*What you will do:* Output each line exactly as it appears, skipping any embedded picture.

Stored items
=-=-=-=-=

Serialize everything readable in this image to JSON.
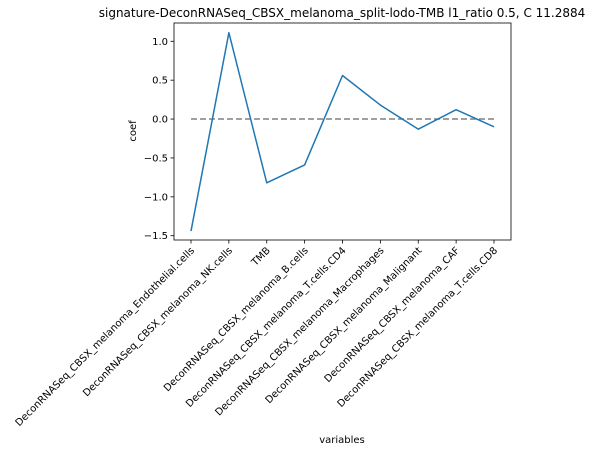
{
  "chart_data": {
    "type": "line",
    "title": "signature-DeconRNASeq_CBSX_melanoma_split-lodo-TMB l1_ratio 0.5, C 11.2884",
    "xlabel": "variables",
    "ylabel": "coef",
    "categories": [
      "DeconRNASeq_CBSX_melanoma_Endothelial.cells",
      "DeconRNASeq_CBSX_melanoma_NK.cells",
      "TMB",
      "DeconRNASeq_CBSX_melanoma_B.cells",
      "DeconRNASeq_CBSX_melanoma_T.cells.CD4",
      "DeconRNASeq_CBSX_melanoma_Macrophages",
      "DeconRNASeq_CBSX_melanoma_Malignant",
      "DeconRNASeq_CBSX_melanoma_CAF",
      "DeconRNASeq_CBSX_melanoma_T.cells.CD8"
    ],
    "series": [
      {
        "values": [
          -1.44,
          1.11,
          -0.82,
          -0.59,
          0.56,
          0.18,
          -0.13,
          0.12,
          -0.1
        ],
        "color": "#1f77b4"
      }
    ],
    "reference_line": {
      "y": 0.0,
      "style": "dashed",
      "color": "#808080"
    },
    "yticks": [
      -1.5,
      -1.0,
      -0.5,
      0.0,
      0.5,
      1.0
    ],
    "ytick_labels": [
      "−1.5",
      "−1.0",
      "−0.5",
      "0.0",
      "0.5",
      "1.0"
    ],
    "ylim": [
      -1.555,
      1.235
    ],
    "grid": false
  }
}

=-=-=-=-=

*Task answer:*
Serialize everything readable in this image to JSON.
{
  "chart_data": {
    "type": "line",
    "title": "signature-DeconRNASeq_CBSX_melanoma_split-lodo-TMB l1_ratio 0.5, C 11.2884",
    "xlabel": "variables",
    "ylabel": "coef",
    "categories": [
      "DeconRNASeq_CBSX_melanoma_Endothelial.cells",
      "DeconRNASeq_CBSX_melanoma_NK.cells",
      "TMB",
      "DeconRNASeq_CBSX_melanoma_B.cells",
      "DeconRNASeq_CBSX_melanoma_T.cells.CD4",
      "DeconRNASeq_CBSX_melanoma_Macrophages",
      "DeconRNASeq_CBSX_melanoma_Malignant",
      "DeconRNASeq_CBSX_melanoma_CAF",
      "DeconRNASeq_CBSX_melanoma_T.cells.CD8"
    ],
    "series": [
      {
        "values": [
          -1.44,
          1.11,
          -0.82,
          -0.59,
          0.56,
          0.18,
          -0.13,
          0.12,
          -0.1
        ],
        "color": "#1f77b4"
      }
    ],
    "reference_line": {
      "y": 0.0,
      "style": "dashed",
      "color": "#808080"
    },
    "yticks": [
      -1.5,
      -1.0,
      -0.5,
      0.0,
      0.5,
      1.0
    ],
    "ytick_labels": [
      "−1.5",
      "−1.0",
      "−0.5",
      "0.0",
      "0.5",
      "1.0"
    ],
    "ylim": [
      -1.555,
      1.235
    ],
    "grid": false
  }
}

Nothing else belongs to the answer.